* Aim of the exercise:
Transcribe the records that follow. Keep every word exactly, and drop the pictures.

Extracted records:
--------------------

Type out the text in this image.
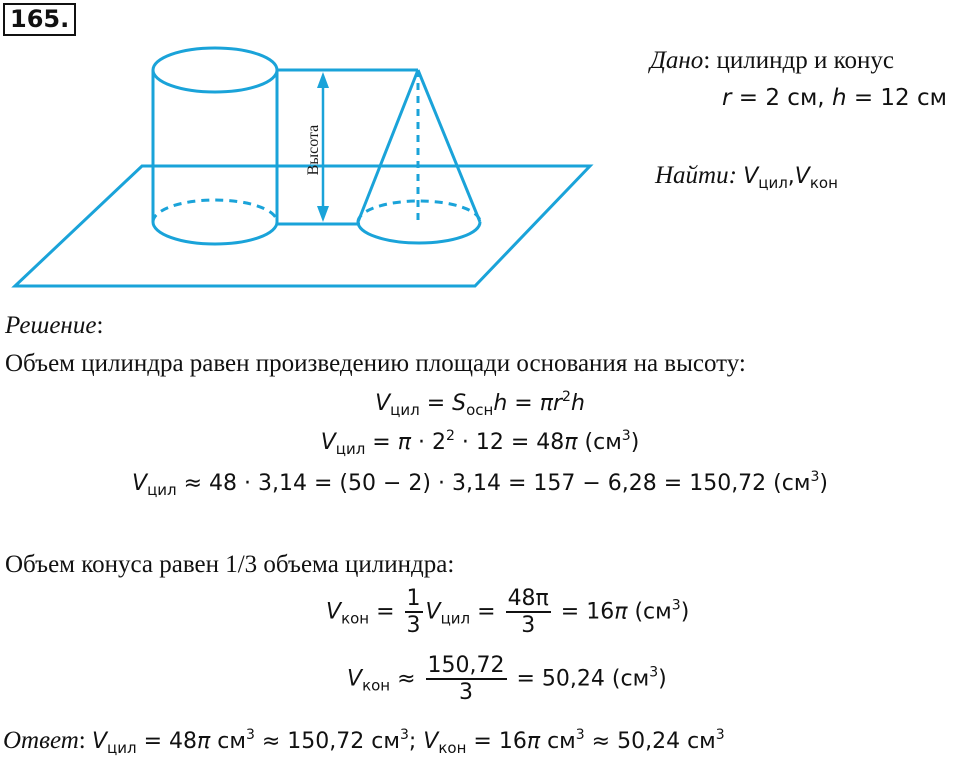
165.
Высота
Дано: цилиндр и конус
r = 2 см, h = 12 см
Найти: $V_{цил},V_{кон}$
Решение:
Объем цилиндра равен произведению площади основания на высоту:
$V_{цил} = S_{осн}h = \pi r^2h$
$V_{цил} = \pi \cdot 2^2 \cdot 12 = 48\pi$ $(см^3)$
$V_{цил} \approx 48 \cdot 3,14 = (50 - 2) \cdot 3,14 = 157 - 6,28 = 150,72$ $(см^3)$
Объем конуса равен 1/3 объема цилиндра:
$V_{кон} = \frac{1}{3} V_{цил} = \frac{48\pi}{3} = 16\pi$ $(см^3)$
$V_{кон} \approx \frac{150,72}{3} = 50,24$ $(см^3)$
Ответ: $V_{цил} = 48\pi$ $см^3 \approx 150,72$ $см^3$; $V_{кон} = 16\pi$ $см^3 \approx 50,24$ $см^3$
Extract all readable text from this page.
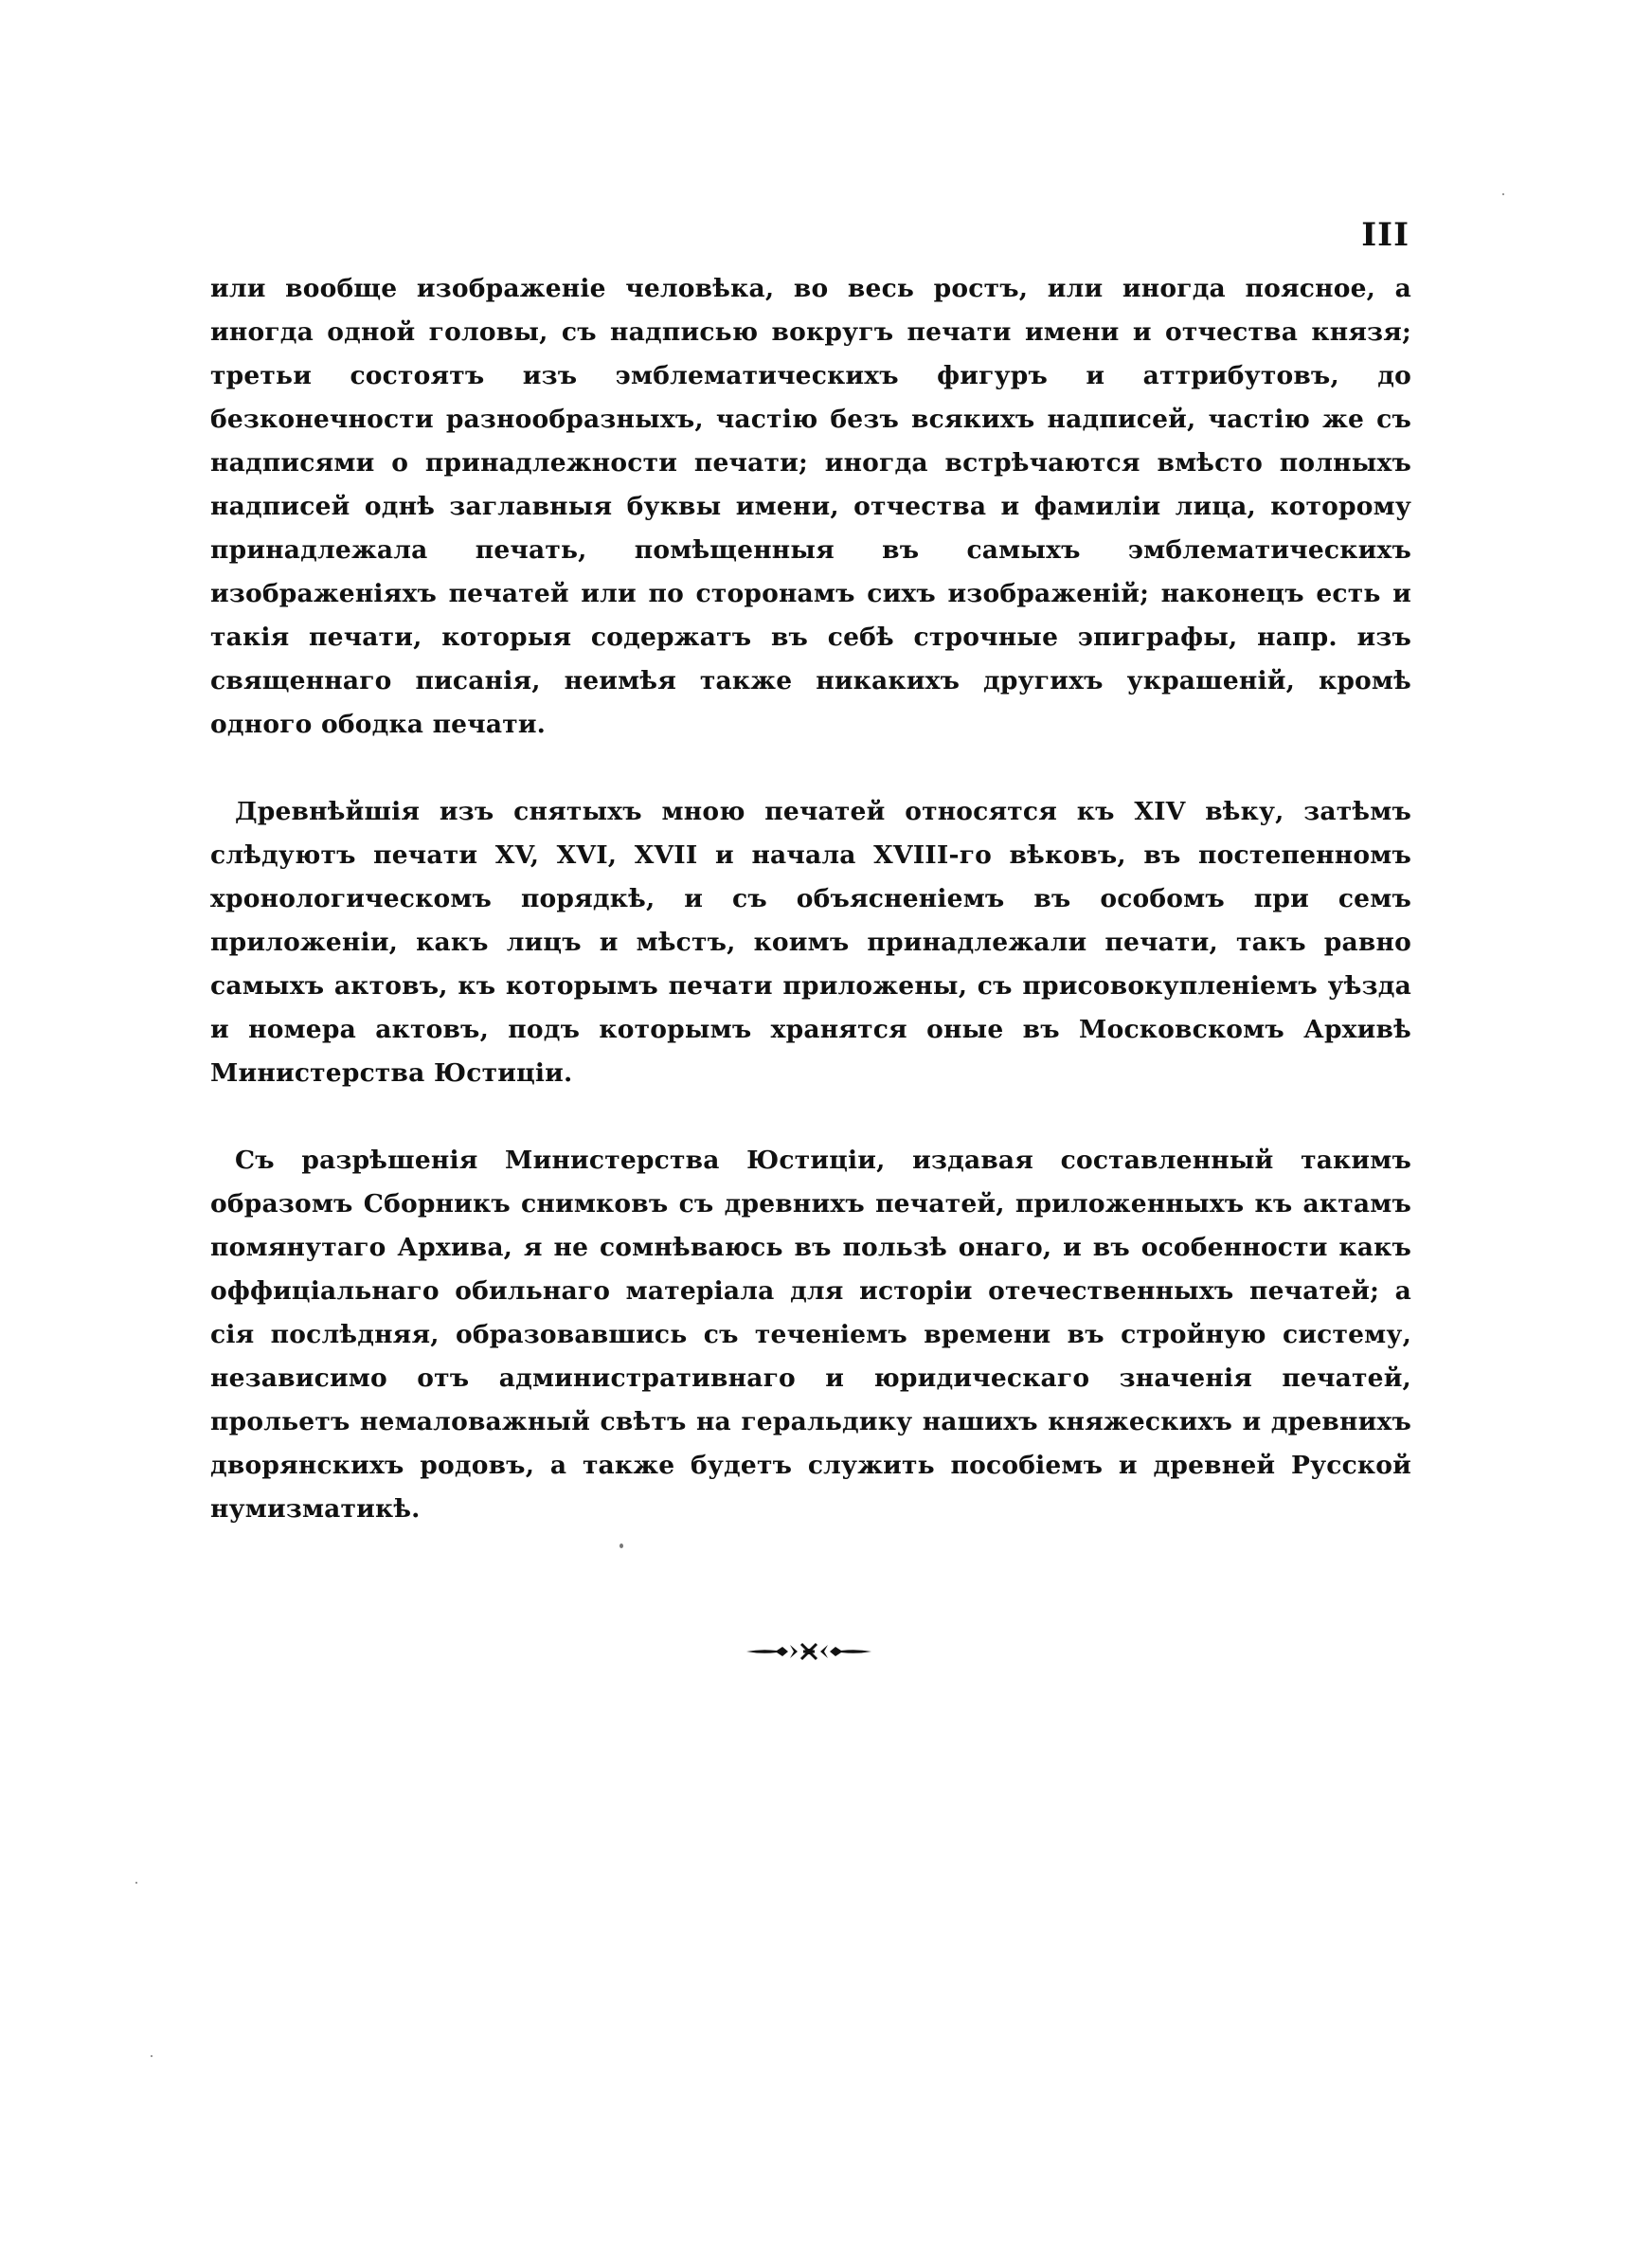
III

или вообще изображеніе человѣка, во весь ростъ, или иногда поясное, а иногда одной головы, съ надписью вокругъ печати имени и отчества князя; третьи состоятъ изъ эмблематическихъ фигуръ и аттрибутовъ, до безконечности разнообразныхъ, частію безъ всякихъ надписей, частію же съ надписями о принадлежности печати; иногда встрѣчаются вмѣсто полныхъ надписей однѣ заглавныя буквы имени, отчества и фамиліи лица, которому принадлежала печать, помѣщенныя въ самыхъ эмблематическихъ изображеніяхъ печатей или по сторонамъ сихъ изображеній; наконецъ есть и такія печати, которыя содержатъ въ себѣ строчные эпиграфы, напр. изъ священнаго писанія, неимѣя также никакихъ другихъ украшеній, кромѣ одного ободка печати.

Древнѣйшія изъ снятыхъ мною печатей относятся къ XIV вѣку, затѣмъ слѣдуютъ печати XV, XVI, XVII и начала XVIII-го вѣковъ, въ постепенномъ хронологическомъ порядкѣ, и съ объясненіемъ въ особомъ при семъ приложеніи, какъ лицъ и мѣстъ, коимъ принадлежали печати, такъ равно самыхъ актовъ, къ которымъ печати приложены, съ присовокупленіемъ уѣзда и номера актовъ, подъ которымъ хранятся оные въ Московскомъ Архивѣ Министерства Юстиціи.

Съ разрѣшенія Министерства Юстиціи, издавая составленный такимъ образомъ Сборникъ снимковъ съ древнихъ печатей, приложенныхъ къ актамъ помянутаго Архива, я не сомнѣваюсь въ пользѣ онаго, и въ особенности какъ оффиціальнаго обильнаго матеріала для исторіи отечественныхъ печатей; а сія послѣдняя, образовавшись съ теченіемъ времени въ стройную систему, независимо отъ административнаго и юридическаго значенія печатей, прольетъ немаловажный свѣтъ на геральдику нашихъ княжескихъ и древнихъ дворянскихъ родовъ, а также будетъ служить пособіемъ и древней Русской нумизматикѣ.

--------------------

* The response:
Type out the text in this image.
165.
Высота
Дано: цилиндр и конус
r = 2 см, h = 12 см
Найти: $V_{цил},V_{кон}$
Решение:
Объем цилиндра равен произведению площади основания на высоту:
$V_{цил} = S_{осн}h = \pi r^2h$
$V_{цил} = \pi \cdot 2^2 \cdot 12 = 48\pi$ $(см^3)$
$V_{цил} \approx 48 \cdot 3,14 = (50 - 2) \cdot 3,14 = 157 - 6,28 = 150,72$ $(см^3)$
Объем конуса равен 1/3 объема цилиндра:
$V_{кон} = \frac{1}{3} V_{цил} = \frac{48\pi}{3} = 16\pi$ $(см^3)$
$V_{кон} \approx \frac{150,72}{3} = 50,24$ $(см^3)$
Ответ: $V_{цил} = 48\pi$ $см^3 \approx 150,72$ $см^3$; $V_{кон} = 16\pi$ $см^3 \approx 50,24$ $см^3$
Extract all readable text from this page.
III

или вообще изображеніе человѣка, во весь ростъ, или иногда поясное, а иногда одной головы, съ надписью вокругъ печати имени и отчества князя; третьи состоятъ изъ эмблематическихъ фигуръ и аттрибутовъ, до безконечности разнообразныхъ, частію безъ всякихъ надписей, частію же съ надписями о принадлежности печати; иногда встрѣчаются вмѣсто полныхъ надписей однѣ заглавныя буквы имени, отчества и фамиліи лица, которому принадлежала печать, помѣщенныя въ самыхъ эмблематическихъ изображеніяхъ печатей или по сторонамъ сихъ изображеній; наконецъ есть и такія печати, которыя содержатъ въ себѣ строчные эпиграфы, напр. изъ священнаго писанія, неимѣя также никакихъ другихъ украшеній, кромѣ одного ободка печати.

Древнѣйшія изъ снятыхъ мною печатей относятся къ XIV вѣку, затѣмъ слѣдуютъ печати XV, XVI, XVII и начала XVIII-го вѣковъ, въ постепенномъ хронологическомъ порядкѣ, и съ объясненіемъ въ особомъ при семъ приложеніи, какъ лицъ и мѣстъ, коимъ принадлежали печати, такъ равно самыхъ актовъ, къ которымъ печати приложены, съ присовокупленіемъ уѣзда и номера актовъ, подъ которымъ хранятся оные въ Московскомъ Архивѣ Министерства Юстиціи.

Съ разрѣшенія Министерства Юстиціи, издавая составленный такимъ образомъ Сборникъ снимковъ съ древнихъ печатей, приложенныхъ къ актамъ помянутаго Архива, я не сомнѣваюсь въ пользѣ онаго, и въ особенности какъ оффиціальнаго обильнаго матеріала для исторіи отечественныхъ печатей; а сія послѣдняя, образовавшись съ теченіемъ времени въ стройную систему, независимо отъ административнаго и юридическаго значенія печатей, прольетъ немаловажный свѣтъ на геральдику нашихъ княжескихъ и древнихъ дворянскихъ родовъ, а также будетъ служить пособіемъ и древней Русской нумизматикѣ.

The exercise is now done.